Set problem A: In the forum thread on limiting internet speed, which userspace traffic limiter is suggested as a simple solution?

Source extract:

|---|

# Limit internet speed

## knue

hi,

I live in a flat share. We all sit behind a router and share the internet connection. A cohabitant of me has big problems with playing computer games online when I download sth for example during a emerge or when I download some files with sftp from university. Is there a possibility to limit my speed to - let's say - max 100 K/s?Last edited by knue on Tue Jun 27, 2006 9:11 pm; edited 1 time in total

----------

## cyblord

bandwidth is how much you use.

I think you're trying to limit your speed?   :Confused: 

----------

## knue

Of course. I want to limit my speed. thank you

----------

## subceero

Knue, there are several possibilies, simpler ones and advanced ones   :Very Happy: 

A simple solution would be to use a userspace traffic limiter such as "trickle". With this you can specify the maximum speed in kb/s for a single application, for example firefox oder another download manager. If I remember correctly this is pretty easy and simple.

|---|

Set problem B: State how many lines of the records contain the string "minutes". Reply with the number only.

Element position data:
|---|

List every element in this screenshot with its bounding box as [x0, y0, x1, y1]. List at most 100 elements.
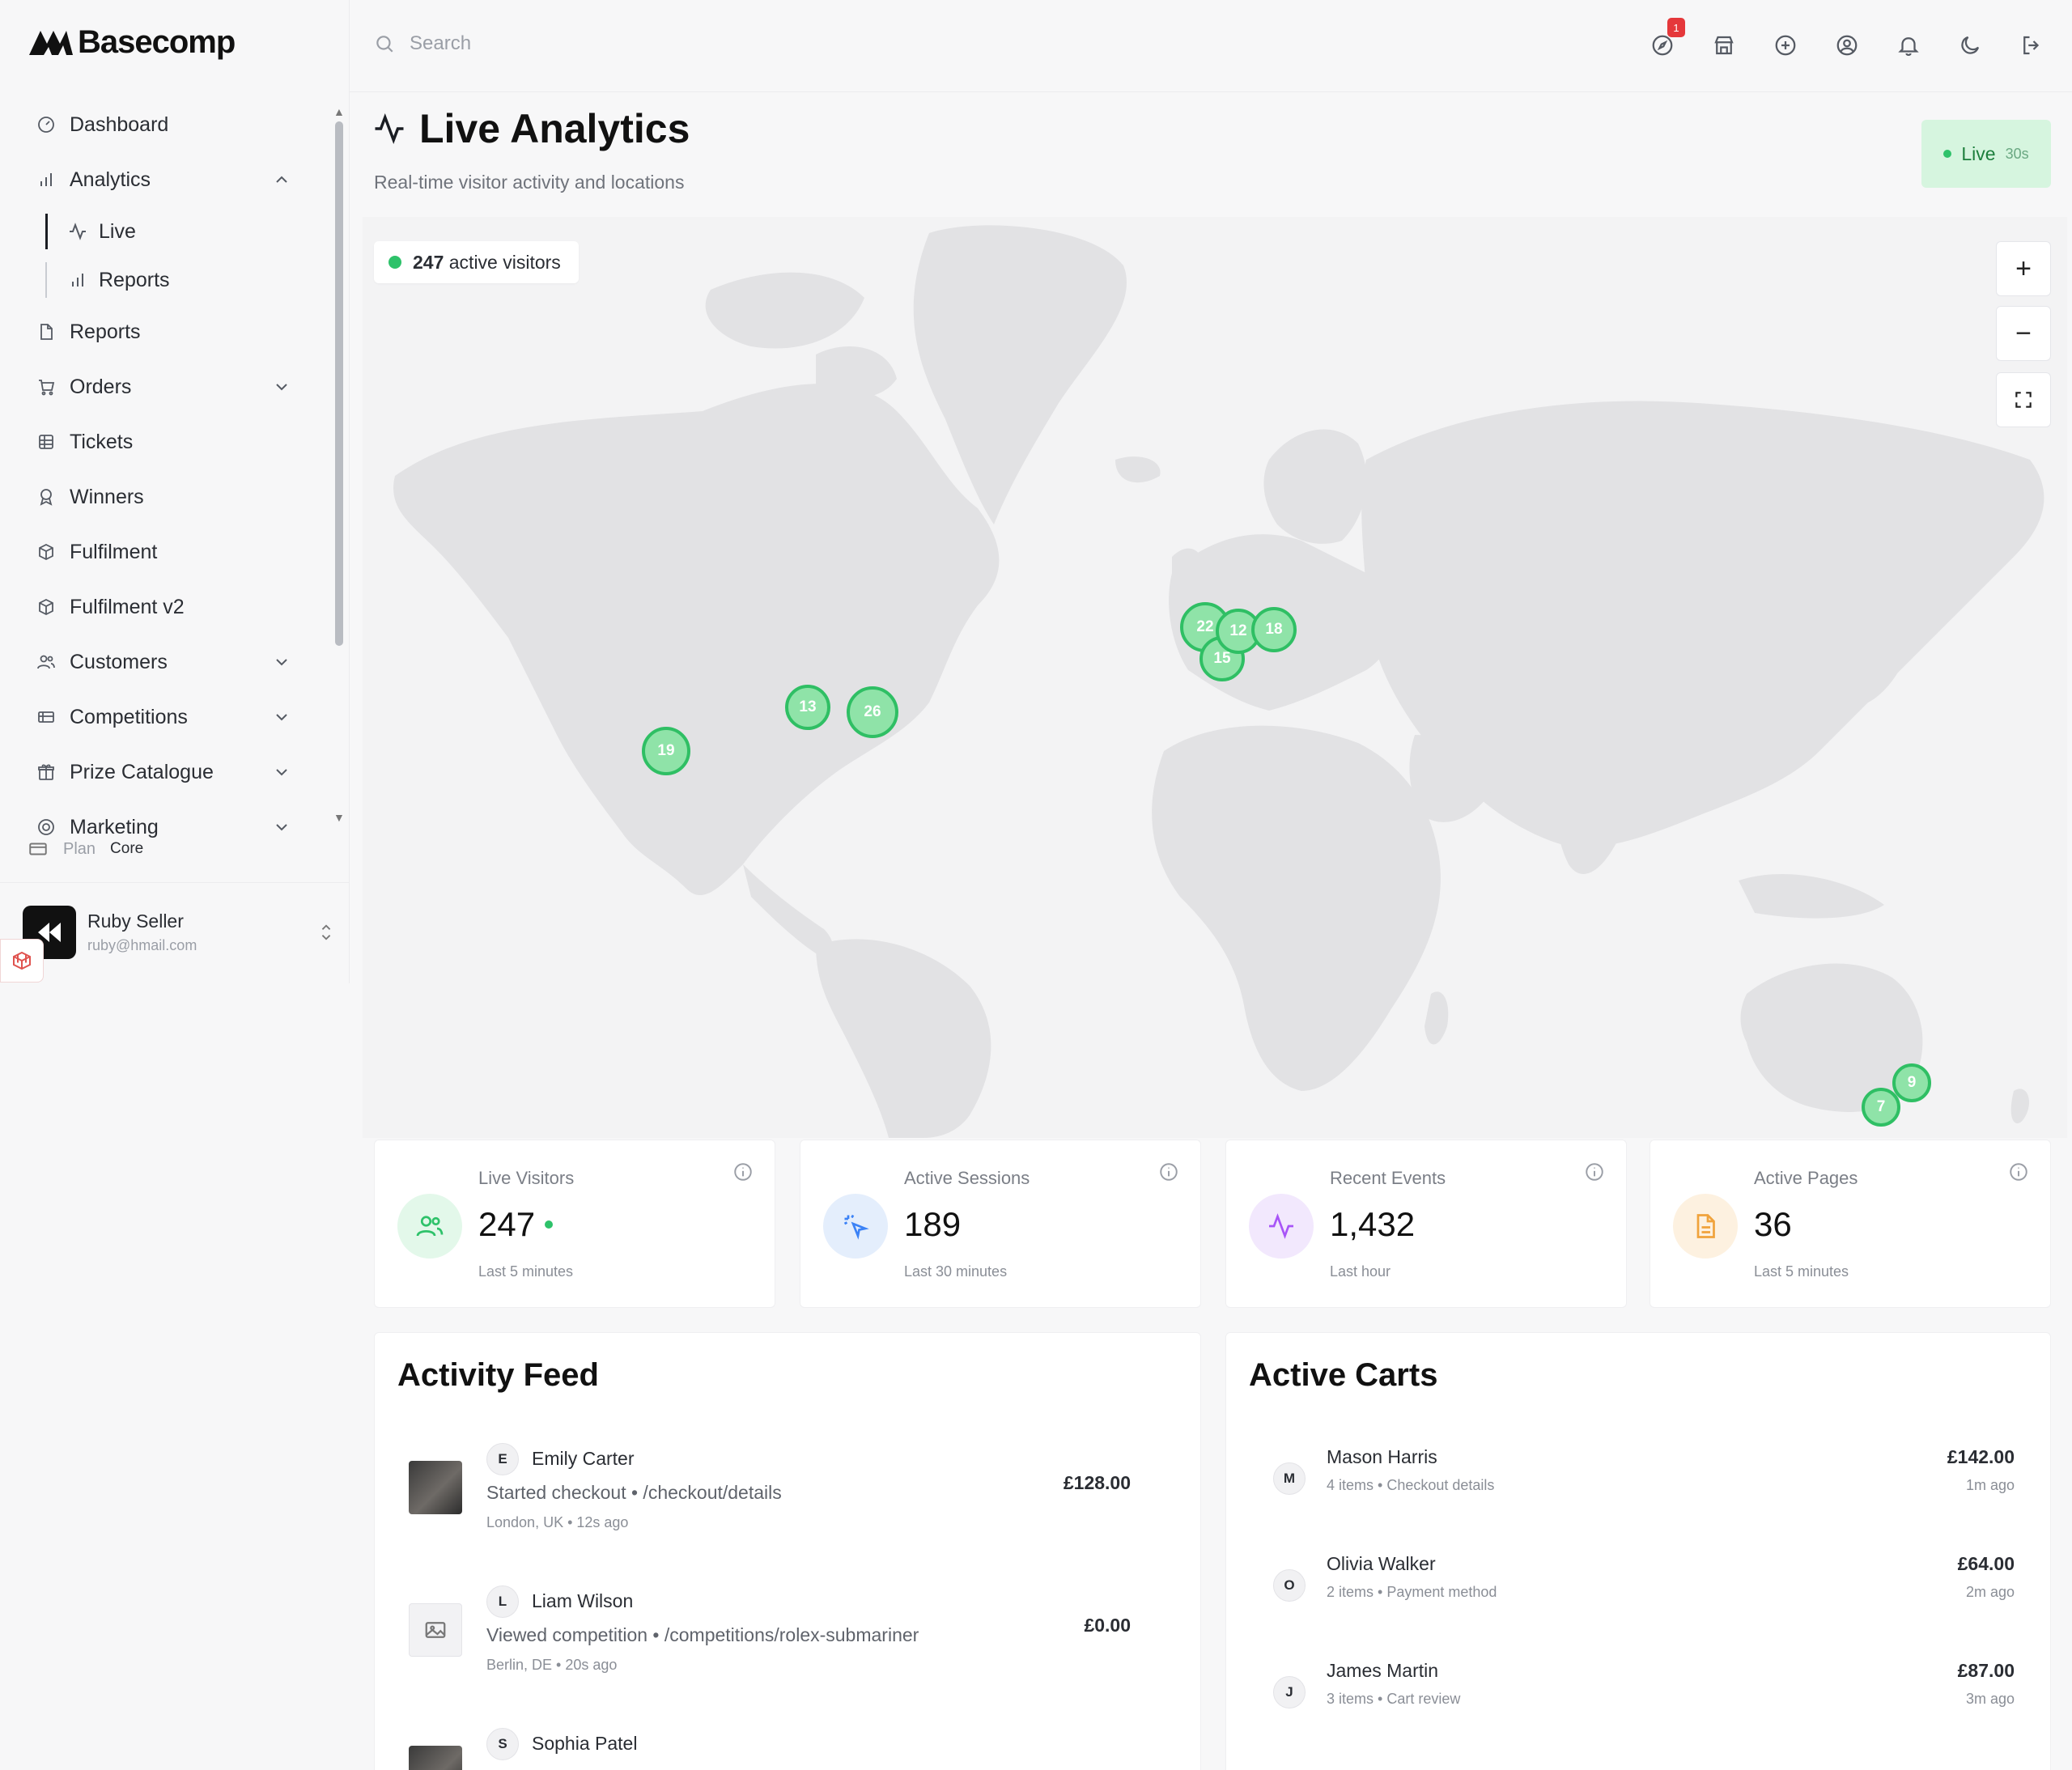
- map-cluster-marker[interactable]: 9: [1892, 1063, 1931, 1102]
- sidebar-item-tickets[interactable]: Tickets: [0, 414, 340, 469]
- live-interval: 30s: [2005, 145, 2029, 162]
- sidebar-item-analytics[interactable]: Analytics: [0, 152, 340, 207]
- cart-detail: 2 items • Payment method: [1327, 1584, 1497, 1600]
- feed-action: Started checkout • /checkout/details: [486, 1482, 782, 1503]
- stat-value: 36: [1754, 1205, 1792, 1243]
- chevron-down-icon[interactable]: [272, 762, 291, 782]
- compass-icon[interactable]: 1: [1646, 18, 1685, 62]
- sidebar-item-reports[interactable]: Reports: [0, 304, 340, 359]
- stat-sub: Last 5 minutes: [1754, 1263, 1849, 1280]
- user-initial-avatar: J: [1273, 1676, 1306, 1708]
- sidebar-item-label: Fulfilment v2: [70, 595, 185, 618]
- user-circle-icon[interactable]: [1831, 29, 1863, 62]
- cart-amount: £64.00: [1957, 1553, 2015, 1574]
- chevron-down-icon[interactable]: [272, 817, 291, 837]
- cart-icon: [36, 376, 57, 397]
- bell-icon[interactable]: [1892, 29, 1925, 62]
- chevron-down-icon[interactable]: [272, 377, 291, 397]
- chevron-down-icon[interactable]: [272, 707, 291, 727]
- world-map[interactable]: 247 active visitors + − 19 13 26 22 15 1…: [363, 217, 2067, 1138]
- sidebar-item-label: Competitions: [70, 705, 188, 728]
- activity-feed-item[interactable]: L Liam Wilson Viewed competition • /comp…: [397, 1585, 1158, 1715]
- cart-row[interactable]: J James Martin 3 items • Cart review £87…: [1249, 1660, 2026, 1757]
- sidebar-item-live[interactable]: Live: [0, 207, 340, 256]
- info-icon[interactable]: [2008, 1161, 2029, 1182]
- fullscreen-button[interactable]: [1996, 372, 2051, 427]
- stat-value-text: 247: [478, 1205, 536, 1243]
- plan-label: Plan: [63, 839, 96, 858]
- logout-icon[interactable]: [2015, 29, 2048, 62]
- fullscreen-icon: [2015, 392, 2032, 408]
- topbar: Search 1: [350, 0, 2072, 92]
- stat-value: 1,432: [1330, 1205, 1416, 1243]
- map-cluster-marker[interactable]: 19: [642, 727, 690, 775]
- sidebar-item-label: Tickets: [70, 430, 134, 453]
- sidebar-item-winners[interactable]: Winners: [0, 469, 340, 524]
- sidebar-item-label: Marketing: [70, 815, 159, 838]
- info-icon[interactable]: [1158, 1161, 1179, 1182]
- bar-chart-icon: [68, 270, 87, 290]
- user-menu[interactable]: Ruby Seller ruby@hmail.com: [23, 900, 338, 965]
- map-cluster-marker[interactable]: 18: [1251, 607, 1297, 652]
- cart-row[interactable]: O Olivia Walker 2 items • Payment method…: [1249, 1553, 2026, 1650]
- sidebar-item-label: Live: [99, 219, 136, 243]
- stat-card-recent-events: Recent Events 1,432 Last hour: [1225, 1140, 1627, 1308]
- zoom-out-button[interactable]: −: [1996, 306, 2051, 361]
- search-bar[interactable]: Search: [374, 32, 471, 55]
- chevron-down-icon[interactable]: [272, 652, 291, 672]
- search-input[interactable]: Search: [410, 32, 471, 55]
- activity-feed-item[interactable]: E Emily Carter Started checkout • /check…: [397, 1443, 1158, 1573]
- chevrons-up-down-icon[interactable]: [317, 921, 335, 944]
- stat-sub: Last 30 minutes: [904, 1263, 1008, 1280]
- live-refresh-toggle[interactable]: Live 30s: [1921, 120, 2051, 188]
- stat-card-active-sessions: Active Sessions 189 Last 30 minutes: [800, 1140, 1201, 1308]
- active-indicator: [45, 214, 48, 249]
- feed-action: Viewed competition • /competitions/rolex…: [486, 1624, 919, 1645]
- store-icon[interactable]: [1708, 29, 1740, 62]
- user-initial-avatar: O: [1273, 1569, 1306, 1602]
- gauge-icon: [36, 114, 57, 135]
- logo[interactable]: Basecomp: [28, 19, 236, 65]
- users-icon: [36, 652, 57, 673]
- cart-time: 1m ago: [1965, 1477, 2015, 1493]
- info-icon[interactable]: [1584, 1161, 1605, 1182]
- award-icon: [36, 486, 57, 507]
- sidebar-item-customers[interactable]: Customers: [0, 635, 340, 690]
- debug-toolbar-icon[interactable]: [0, 939, 44, 983]
- map-cluster-marker[interactable]: 26: [847, 686, 898, 738]
- sidebar-scrollbar[interactable]: [335, 121, 343, 646]
- sidebar-item-fulfilment-v2[interactable]: Fulfilment v2: [0, 579, 340, 635]
- gift-icon: [36, 762, 57, 783]
- topbar-actions: 1: [1646, 18, 2048, 62]
- sidebar-nav: Dashboard Analytics Live Reports Reports…: [0, 97, 340, 866]
- map-cluster-marker[interactable]: 13: [785, 685, 830, 730]
- sidebar-item-label: Winners: [70, 485, 144, 508]
- feed-amount: £128.00: [1063, 1472, 1131, 1493]
- active-visitors-label: active visitors: [448, 251, 561, 273]
- plus-circle-icon[interactable]: [1769, 29, 1802, 62]
- activity-feed-item[interactable]: S Sophia Patel: [397, 1728, 1158, 1770]
- chevron-up-icon[interactable]: [272, 170, 291, 189]
- stat-value: 247: [478, 1205, 554, 1244]
- activity-icon: [68, 222, 87, 241]
- page-title: Live Analytics: [372, 105, 690, 152]
- stat-sub: Last hour: [1330, 1263, 1391, 1280]
- moon-icon[interactable]: [1954, 29, 1986, 62]
- map-cluster-marker[interactable]: 7: [1862, 1088, 1900, 1127]
- activity-icon: [375, 113, 404, 144]
- sidebar-item-competitions[interactable]: Competitions: [0, 690, 340, 745]
- ticket-icon: [36, 431, 57, 452]
- sidebar-item-label: Dashboard: [70, 112, 169, 136]
- scroll-up-icon[interactable]: ▲: [333, 105, 345, 118]
- cart-customer-name: Mason Harris: [1327, 1446, 1437, 1467]
- file-icon: [1673, 1194, 1738, 1259]
- sidebar-item-fulfilment[interactable]: Fulfilment: [0, 524, 340, 579]
- info-icon[interactable]: [732, 1161, 754, 1182]
- sidebar-item-analytics-reports[interactable]: Reports: [0, 256, 340, 304]
- cart-row[interactable]: M Mason Harris 4 items • Checkout detail…: [1249, 1446, 2026, 1543]
- zoom-in-button[interactable]: +: [1996, 241, 2051, 296]
- sidebar-item-orders[interactable]: Orders: [0, 359, 340, 414]
- scroll-down-icon[interactable]: ▼: [333, 811, 345, 824]
- sidebar-item-dashboard[interactable]: Dashboard: [0, 97, 340, 152]
- sidebar-item-prize-catalogue[interactable]: Prize Catalogue: [0, 745, 340, 800]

|---|

Full solution A: Trickle.

Full solution B: 3